— start Stored data —

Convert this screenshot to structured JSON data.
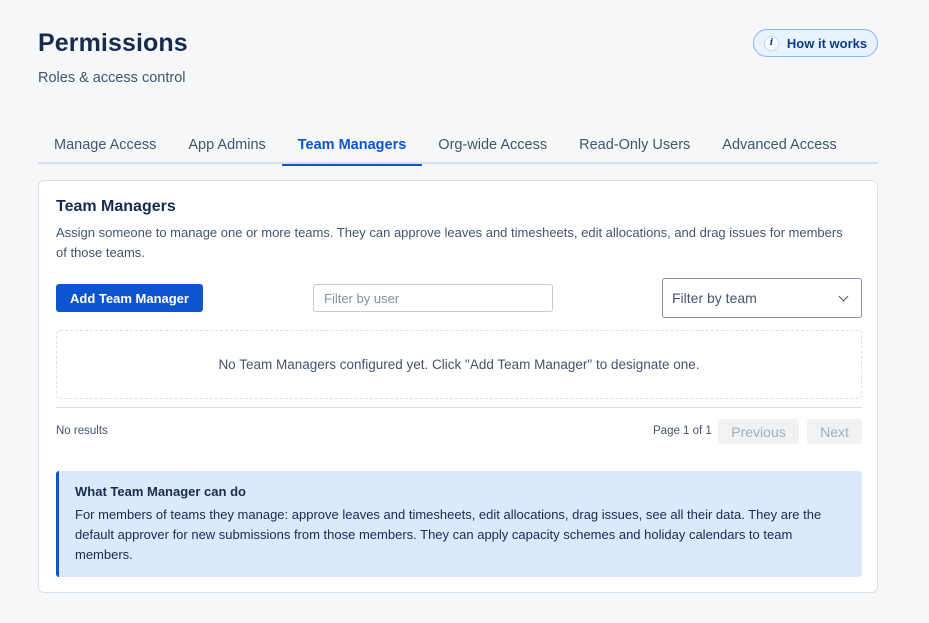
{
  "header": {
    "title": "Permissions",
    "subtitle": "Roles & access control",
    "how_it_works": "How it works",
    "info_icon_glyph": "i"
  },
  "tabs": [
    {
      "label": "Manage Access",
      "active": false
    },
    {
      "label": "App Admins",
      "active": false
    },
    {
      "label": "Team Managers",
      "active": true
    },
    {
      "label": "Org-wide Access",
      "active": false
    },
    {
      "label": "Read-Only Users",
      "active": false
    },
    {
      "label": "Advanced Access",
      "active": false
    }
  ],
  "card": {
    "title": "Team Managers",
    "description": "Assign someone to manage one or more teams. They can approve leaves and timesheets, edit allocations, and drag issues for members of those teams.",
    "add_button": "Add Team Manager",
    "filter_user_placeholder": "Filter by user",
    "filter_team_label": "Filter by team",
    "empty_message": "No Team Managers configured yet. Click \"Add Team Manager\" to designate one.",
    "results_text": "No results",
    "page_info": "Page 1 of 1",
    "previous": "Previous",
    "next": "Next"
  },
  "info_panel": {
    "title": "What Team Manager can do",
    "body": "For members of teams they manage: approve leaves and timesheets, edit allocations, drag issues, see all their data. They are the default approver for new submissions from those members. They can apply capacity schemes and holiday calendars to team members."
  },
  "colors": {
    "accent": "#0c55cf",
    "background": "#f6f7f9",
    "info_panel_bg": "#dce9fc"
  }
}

— end Stored data —
— start Stored data —

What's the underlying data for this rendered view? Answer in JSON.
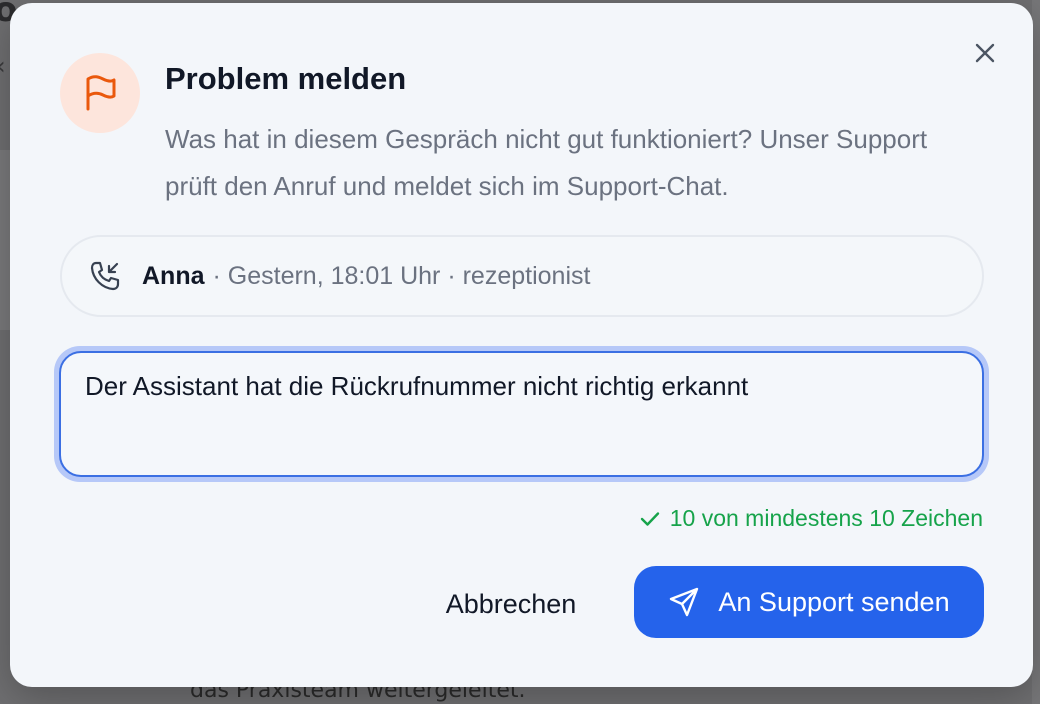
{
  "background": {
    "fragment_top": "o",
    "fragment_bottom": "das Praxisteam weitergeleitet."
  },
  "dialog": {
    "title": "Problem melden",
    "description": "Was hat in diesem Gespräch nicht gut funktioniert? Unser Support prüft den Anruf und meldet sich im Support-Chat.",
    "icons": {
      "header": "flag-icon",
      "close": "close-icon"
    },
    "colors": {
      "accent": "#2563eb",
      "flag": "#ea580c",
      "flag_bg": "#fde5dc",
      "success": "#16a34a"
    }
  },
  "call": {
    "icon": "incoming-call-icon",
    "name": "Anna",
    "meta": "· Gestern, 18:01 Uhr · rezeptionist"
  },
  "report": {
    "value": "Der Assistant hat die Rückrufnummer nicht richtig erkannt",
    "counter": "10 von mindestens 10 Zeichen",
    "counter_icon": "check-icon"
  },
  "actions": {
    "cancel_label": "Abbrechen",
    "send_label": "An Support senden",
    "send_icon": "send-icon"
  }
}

— end Stored data —
— start Stored data —

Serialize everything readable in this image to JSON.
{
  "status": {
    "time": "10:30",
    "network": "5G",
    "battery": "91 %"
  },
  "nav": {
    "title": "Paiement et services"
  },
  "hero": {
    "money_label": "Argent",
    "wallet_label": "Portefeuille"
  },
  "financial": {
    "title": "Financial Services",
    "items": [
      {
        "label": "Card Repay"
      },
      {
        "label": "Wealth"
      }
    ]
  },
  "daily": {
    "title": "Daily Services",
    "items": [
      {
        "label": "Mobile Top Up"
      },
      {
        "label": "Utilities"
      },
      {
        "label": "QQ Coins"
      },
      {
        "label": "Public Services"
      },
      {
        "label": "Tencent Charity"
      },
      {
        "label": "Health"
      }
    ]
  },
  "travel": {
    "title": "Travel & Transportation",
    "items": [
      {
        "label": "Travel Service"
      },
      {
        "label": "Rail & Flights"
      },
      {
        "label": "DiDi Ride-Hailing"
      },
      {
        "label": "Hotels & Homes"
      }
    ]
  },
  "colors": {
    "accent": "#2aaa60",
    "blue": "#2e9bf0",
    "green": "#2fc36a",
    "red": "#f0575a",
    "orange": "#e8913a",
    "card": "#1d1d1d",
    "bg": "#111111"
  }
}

— end Stored data —

- Work required: Look through the entries above and list every line containing "those".

- Response to the exercise:
    "description": "Assign someone to manage one or more teams. They can approve leaves and timesheets, edit allocations, and drag issues for members of those teams.",
    "body": "For members of teams they manage: approve leaves and timesheets, edit allocations, drag issues, see all their data. They are the default approver for new submissions from those members. They can apply capacity schemes and holiday calendars to team members."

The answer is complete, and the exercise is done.